::: Records to use

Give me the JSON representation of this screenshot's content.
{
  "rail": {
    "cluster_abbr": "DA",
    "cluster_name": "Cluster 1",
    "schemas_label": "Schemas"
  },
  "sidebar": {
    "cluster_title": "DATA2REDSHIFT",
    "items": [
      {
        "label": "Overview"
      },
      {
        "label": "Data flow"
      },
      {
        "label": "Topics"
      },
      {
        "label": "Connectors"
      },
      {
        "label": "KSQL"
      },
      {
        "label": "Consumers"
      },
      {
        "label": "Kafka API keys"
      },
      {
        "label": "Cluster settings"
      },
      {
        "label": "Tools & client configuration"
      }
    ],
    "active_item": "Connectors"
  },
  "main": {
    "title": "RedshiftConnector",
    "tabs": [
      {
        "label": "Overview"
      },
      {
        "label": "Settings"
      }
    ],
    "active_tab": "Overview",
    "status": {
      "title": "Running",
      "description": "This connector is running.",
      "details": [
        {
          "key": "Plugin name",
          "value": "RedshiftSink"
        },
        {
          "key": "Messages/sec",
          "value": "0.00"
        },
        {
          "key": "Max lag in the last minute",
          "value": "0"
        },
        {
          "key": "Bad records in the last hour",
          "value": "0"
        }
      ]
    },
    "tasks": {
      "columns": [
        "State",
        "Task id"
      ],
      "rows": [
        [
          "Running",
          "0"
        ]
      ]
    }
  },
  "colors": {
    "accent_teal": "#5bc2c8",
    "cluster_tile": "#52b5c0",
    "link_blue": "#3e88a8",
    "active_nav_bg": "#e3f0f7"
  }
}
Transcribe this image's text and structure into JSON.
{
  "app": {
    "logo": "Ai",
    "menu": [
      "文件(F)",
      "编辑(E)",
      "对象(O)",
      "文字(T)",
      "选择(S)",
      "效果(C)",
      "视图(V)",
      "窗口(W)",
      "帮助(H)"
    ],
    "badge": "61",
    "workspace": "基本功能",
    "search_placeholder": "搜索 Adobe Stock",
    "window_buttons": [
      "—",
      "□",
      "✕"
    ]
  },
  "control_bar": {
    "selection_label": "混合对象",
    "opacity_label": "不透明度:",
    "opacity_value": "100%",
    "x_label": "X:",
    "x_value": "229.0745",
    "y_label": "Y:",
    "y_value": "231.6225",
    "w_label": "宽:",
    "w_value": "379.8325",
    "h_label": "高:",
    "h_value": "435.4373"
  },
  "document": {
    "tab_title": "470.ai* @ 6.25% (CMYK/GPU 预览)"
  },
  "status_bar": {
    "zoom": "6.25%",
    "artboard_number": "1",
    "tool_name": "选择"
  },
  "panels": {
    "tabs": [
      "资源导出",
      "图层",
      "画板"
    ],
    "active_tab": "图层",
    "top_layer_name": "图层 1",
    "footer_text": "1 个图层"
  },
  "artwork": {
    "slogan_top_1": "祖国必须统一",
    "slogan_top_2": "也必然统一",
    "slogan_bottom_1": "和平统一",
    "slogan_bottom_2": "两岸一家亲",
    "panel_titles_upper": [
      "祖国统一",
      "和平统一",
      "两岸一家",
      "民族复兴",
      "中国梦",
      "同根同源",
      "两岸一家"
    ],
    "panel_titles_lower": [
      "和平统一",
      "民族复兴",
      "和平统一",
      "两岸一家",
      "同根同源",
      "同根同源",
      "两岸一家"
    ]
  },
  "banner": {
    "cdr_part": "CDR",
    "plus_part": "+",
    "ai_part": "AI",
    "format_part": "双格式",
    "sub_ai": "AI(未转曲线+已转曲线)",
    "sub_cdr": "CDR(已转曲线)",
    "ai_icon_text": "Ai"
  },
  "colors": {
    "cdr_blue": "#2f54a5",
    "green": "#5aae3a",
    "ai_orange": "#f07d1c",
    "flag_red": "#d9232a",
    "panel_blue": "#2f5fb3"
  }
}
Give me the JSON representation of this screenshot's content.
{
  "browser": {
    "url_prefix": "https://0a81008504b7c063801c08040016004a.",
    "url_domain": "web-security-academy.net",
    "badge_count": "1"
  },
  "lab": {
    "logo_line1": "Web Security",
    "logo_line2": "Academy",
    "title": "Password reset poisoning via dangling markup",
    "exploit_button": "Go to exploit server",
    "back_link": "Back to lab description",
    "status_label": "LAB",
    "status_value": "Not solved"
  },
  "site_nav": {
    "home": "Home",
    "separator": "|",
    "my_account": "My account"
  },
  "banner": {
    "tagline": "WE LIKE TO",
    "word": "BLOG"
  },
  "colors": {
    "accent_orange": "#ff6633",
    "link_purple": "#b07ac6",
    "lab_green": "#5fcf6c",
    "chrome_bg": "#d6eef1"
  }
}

::::::

_Written exercise_.
Extract all of the data above and output it character for character.

_Correct result_.
Give me the JSON representation of this screenshot's content.
{
  "rail": {
    "cluster_abbr": "DA",
    "cluster_name": "Cluster 1",
    "schemas_label": "Schemas"
  },
  "sidebar": {
    "cluster_title": "DATA2REDSHIFT",
    "items": [
      {
        "label": "Overview"
      },
      {
        "label": "Data flow"
      },
      {
        "label": "Topics"
      },
      {
        "label": "Connectors"
      },
      {
        "label": "KSQL"
      },
      {
        "label": "Consumers"
      },
      {
        "label": "Kafka API keys"
      },
      {
        "label": "Cluster settings"
      },
      {
        "label": "Tools & client configuration"
      }
    ],
    "active_item": "Connectors"
  },
  "main": {
    "title": "RedshiftConnector",
    "tabs": [
      {
        "label": "Overview"
      },
      {
        "label": "Settings"
      }
    ],
    "active_tab": "Overview",
    "status": {
      "title": "Running",
      "description": "This connector is running.",
      "details": [
        {
          "key": "Plugin name",
          "value": "RedshiftSink"
        },
        {
          "key": "Messages/sec",
          "value": "0.00"
        },
        {
          "key": "Max lag in the last minute",
          "value": "0"
        },
        {
          "key": "Bad records in the last hour",
          "value": "0"
        }
      ]
    },
    "tasks": {
      "columns": [
        "State",
        "Task id"
      ],
      "rows": [
        [
          "Running",
          "0"
        ]
      ]
    }
  },
  "colors": {
    "accent_teal": "#5bc2c8",
    "cluster_tile": "#52b5c0",
    "link_blue": "#3e88a8",
    "active_nav_bg": "#e3f0f7"
  }
}
Transcribe this image's text and structure into JSON.
{
  "app": {
    "logo": "Ai",
    "menu": [
      "文件(F)",
      "编辑(E)",
      "对象(O)",
      "文字(T)",
      "选择(S)",
      "效果(C)",
      "视图(V)",
      "窗口(W)",
      "帮助(H)"
    ],
    "badge": "61",
    "workspace": "基本功能",
    "search_placeholder": "搜索 Adobe Stock",
    "window_buttons": [
      "—",
      "□",
      "✕"
    ]
  },
  "control_bar": {
    "selection_label": "混合对象",
    "opacity_label": "不透明度:",
    "opacity_value": "100%",
    "x_label": "X:",
    "x_value": "229.0745",
    "y_label": "Y:",
    "y_value": "231.6225",
    "w_label": "宽:",
    "w_value": "379.8325",
    "h_label": "高:",
    "h_value": "435.4373"
  },
  "document": {
    "tab_title": "470.ai* @ 6.25% (CMYK/GPU 预览)"
  },
  "status_bar": {
    "zoom": "6.25%",
    "artboard_number": "1",
    "tool_name": "选择"
  },
  "panels": {
    "tabs": [
      "资源导出",
      "图层",
      "画板"
    ],
    "active_tab": "图层",
    "top_layer_name": "图层 1",
    "footer_text": "1 个图层"
  },
  "artwork": {
    "slogan_top_1": "祖国必须统一",
    "slogan_top_2": "也必然统一",
    "slogan_bottom_1": "和平统一",
    "slogan_bottom_2": "两岸一家亲",
    "panel_titles_upper": [
      "祖国统一",
      "和平统一",
      "两岸一家",
      "民族复兴",
      "中国梦",
      "同根同源",
      "两岸一家"
    ],
    "panel_titles_lower": [
      "和平统一",
      "民族复兴",
      "和平统一",
      "两岸一家",
      "同根同源",
      "同根同源",
      "两岸一家"
    ]
  },
  "banner": {
    "cdr_part": "CDR",
    "plus_part": "+",
    "ai_part": "AI",
    "format_part": "双格式",
    "sub_ai": "AI(未转曲线+已转曲线)",
    "sub_cdr": "CDR(已转曲线)",
    "ai_icon_text": "Ai"
  },
  "colors": {
    "cdr_blue": "#2f54a5",
    "green": "#5aae3a",
    "ai_orange": "#f07d1c",
    "flag_red": "#d9232a",
    "panel_blue": "#2f5fb3"
  }
}
Give me the JSON representation of this screenshot's content.
{
  "browser": {
    "url_prefix": "https://0a81008504b7c063801c08040016004a.",
    "url_domain": "web-security-academy.net",
    "badge_count": "1"
  },
  "lab": {
    "logo_line1": "Web Security",
    "logo_line2": "Academy",
    "title": "Password reset poisoning via dangling markup",
    "exploit_button": "Go to exploit server",
    "back_link": "Back to lab description",
    "status_label": "LAB",
    "status_value": "Not solved"
  },
  "site_nav": {
    "home": "Home",
    "separator": "|",
    "my_account": "My account"
  },
  "banner": {
    "tagline": "WE LIKE TO",
    "word": "BLOG"
  },
  "colors": {
    "accent_orange": "#ff6633",
    "link_purple": "#b07ac6",
    "lab_green": "#5fcf6c",
    "chrome_bg": "#d6eef1"
  }
}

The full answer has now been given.